What you have to do:
Only a number is wanted: how many lines in the listing contain the word "Collective"?
——
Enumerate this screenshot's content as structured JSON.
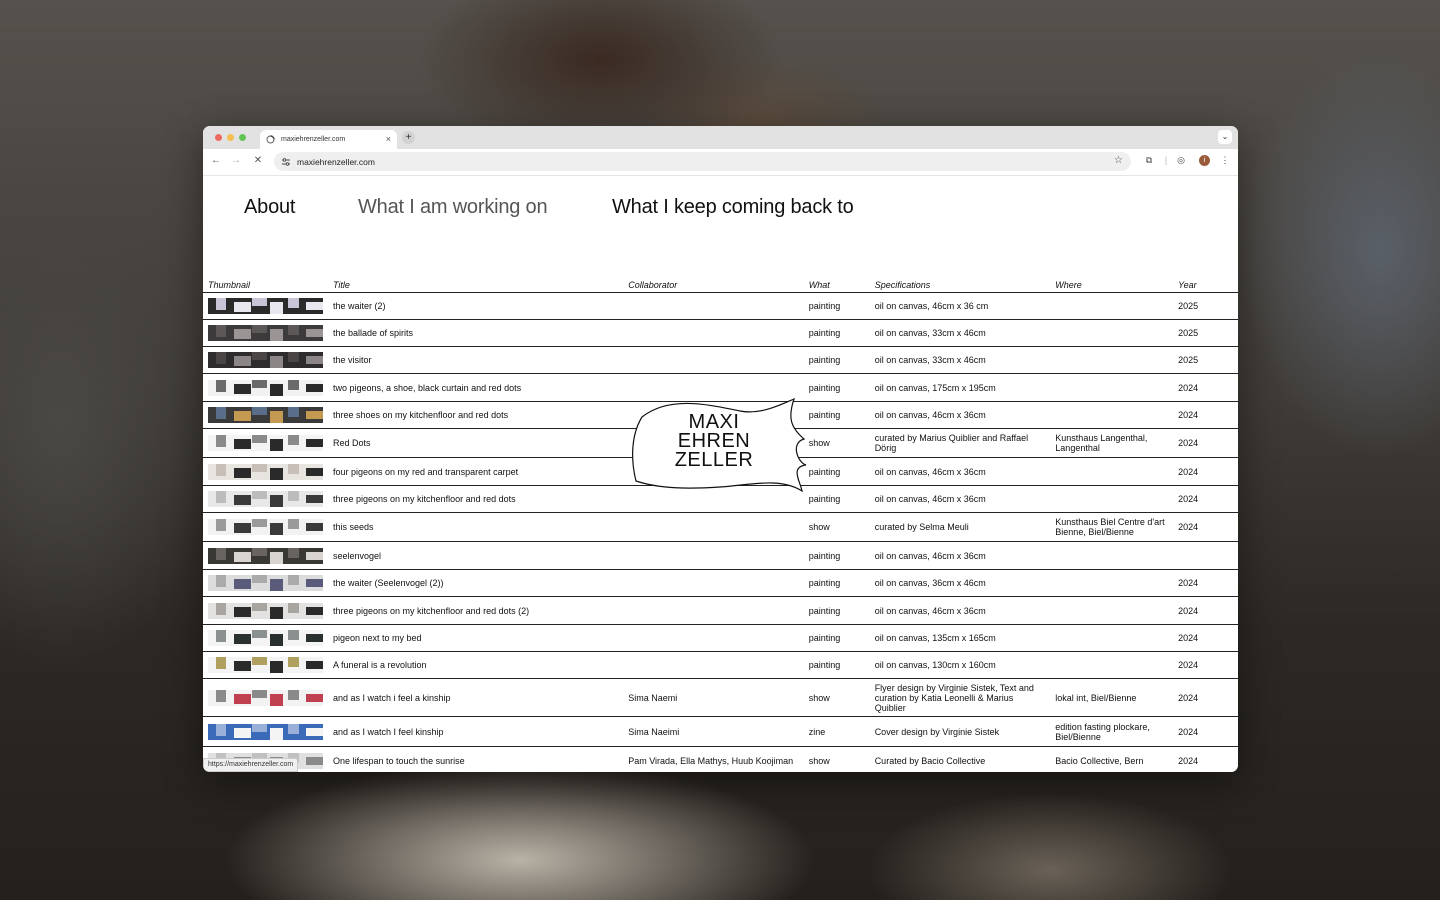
{
  "browser": {
    "tab_title": "maxiehrenzeller.com",
    "new_tab_label": "+",
    "tab_close_label": "×",
    "address": "maxiehrenzeller.com",
    "status_url": "https://maxiehrenzeller.com",
    "profile_initial": "i"
  },
  "nav": {
    "about": "About",
    "working_on": "What I am working on",
    "coming_back": "What I keep coming back to"
  },
  "logo": {
    "line1": "MAXI",
    "line2": "EHREN",
    "line3": "ZELLER"
  },
  "table": {
    "headers": [
      "Thumbnail",
      "Title",
      "Collaborator",
      "What",
      "Specifications",
      "Where",
      "Year"
    ],
    "rows": [
      {
        "title": "the waiter (2)",
        "collaborator": "",
        "what": "painting",
        "specs": "oil on canvas, 46cm x 36 cm",
        "where": "",
        "year": "2025"
      },
      {
        "title": "the ballade of spirits",
        "collaborator": "",
        "what": "painting",
        "specs": "oil on canvas, 33cm x 46cm",
        "where": "",
        "year": "2025"
      },
      {
        "title": "the visitor",
        "collaborator": "",
        "what": "painting",
        "specs": "oil on canvas, 33cm x 46cm",
        "where": "",
        "year": "2025"
      },
      {
        "title": "two pigeons, a shoe, black curtain and red dots",
        "collaborator": "",
        "what": "painting",
        "specs": "oil on canvas, 175cm x 195cm",
        "where": "",
        "year": "2024"
      },
      {
        "title": "three shoes on my kitchenfloor and red dots",
        "collaborator": "",
        "what": "painting",
        "specs": "oil on canvas, 46cm x 36cm",
        "where": "",
        "year": "2024"
      },
      {
        "title": "Red Dots",
        "collaborator": "",
        "what": "show",
        "specs": "curated by Marius Quiblier and Raffael Dörig",
        "where": "Kunsthaus Langenthal, Langenthal",
        "year": "2024"
      },
      {
        "title": "four pigeons on my red and transparent carpet",
        "collaborator": "",
        "what": "painting",
        "specs": "oil on canvas, 46cm x 36cm",
        "where": "",
        "year": "2024"
      },
      {
        "title": "three pigeons on my kitchenfloor and red dots",
        "collaborator": "",
        "what": "painting",
        "specs": "oil on canvas, 46cm x 36cm",
        "where": "",
        "year": "2024"
      },
      {
        "title": "this seeds",
        "collaborator": "",
        "what": "show",
        "specs": "curated by Selma Meuli",
        "where": "Kunsthaus Biel Centre d'art Bienne, Biel/Bienne",
        "year": "2024"
      },
      {
        "title": "seelenvogel",
        "collaborator": "",
        "what": "painting",
        "specs": "oil on canvas, 46cm x 36cm",
        "where": "",
        "year": ""
      },
      {
        "title": "the waiter (Seelenvogel (2))",
        "collaborator": "",
        "what": "painting",
        "specs": "oil on canvas, 36cm x 46cm",
        "where": "",
        "year": "2024"
      },
      {
        "title": "three pigeons on my kitchenfloor and red dots (2)",
        "collaborator": "",
        "what": "painting",
        "specs": "oil on canvas, 46cm x 36cm",
        "where": "",
        "year": "2024"
      },
      {
        "title": "pigeon next to my bed",
        "collaborator": "",
        "what": "painting",
        "specs": "oil on canvas, 135cm x 165cm",
        "where": "",
        "year": "2024"
      },
      {
        "title": "A funeral is a revolution",
        "collaborator": "",
        "what": "painting",
        "specs": "oil on canvas, 130cm x 160cm",
        "where": "",
        "year": "2024"
      },
      {
        "title": "and as I watch i feel a kinship",
        "collaborator": "Sima Naemi",
        "what": "show",
        "specs": "Flyer design by Virginie Sistek, Text and curation by Katia Leonelli & Marius Quiblier",
        "where": "lokal int, Biel/Bienne",
        "year": "2024"
      },
      {
        "title": "and as I watch I feel kinship",
        "collaborator": "Sima Naeimi",
        "what": "zine",
        "specs": "Cover design by Virginie Sistek",
        "where": "edition fasting plockare, Biel/Bienne",
        "year": "2024"
      },
      {
        "title": "One lifespan to touch the sunrise",
        "collaborator": "Pam Virada, Ella Mathys, Huub Koojiman",
        "what": "show",
        "specs": "Curated by Bacio Collective",
        "where": "Bacio Collective, Bern",
        "year": "2024"
      }
    ],
    "thumb_colors": [
      [
        "#2a2a2a",
        "#e8e6ef",
        "#c9c4d8"
      ],
      [
        "#3c3a3a",
        "#9a9494",
        "#5c5858"
      ],
      [
        "#2e2c2c",
        "#8c8686",
        "#4a4646"
      ],
      [
        "#f2f2f2",
        "#2a2a2a",
        "#6a6a6a"
      ],
      [
        "#3a3a3a",
        "#c49a52",
        "#5a6e8a"
      ],
      [
        "#f4f4f4",
        "#2a2a2a",
        "#8a8a8a"
      ],
      [
        "#e8e4e0",
        "#2a2a2a",
        "#c8c0b8"
      ],
      [
        "#e8e8e8",
        "#3a3a3a",
        "#bcbcbc"
      ],
      [
        "#f2f2f2",
        "#3a3a3a",
        "#9a9a9a"
      ],
      [
        "#3a3834",
        "#d8d4d0",
        "#6a6460"
      ],
      [
        "#dcdcdc",
        "#5a5a7a",
        "#aaaaaa"
      ],
      [
        "#e4e2e0",
        "#2a2a2a",
        "#a8a4a0"
      ],
      [
        "#f4f4f4",
        "#2a3030",
        "#8a9090"
      ],
      [
        "#f4f4f4",
        "#2a2a2a",
        "#b0a060"
      ],
      [
        "#f2f2f2",
        "#c04050",
        "#8a8a8a"
      ],
      [
        "#3a6ab8",
        "#f4f4f4",
        "#9ab0d8"
      ],
      [
        "#e0e0e0",
        "#8a8a8a",
        "#c0c0c0"
      ]
    ]
  }
}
——
Complete output:
2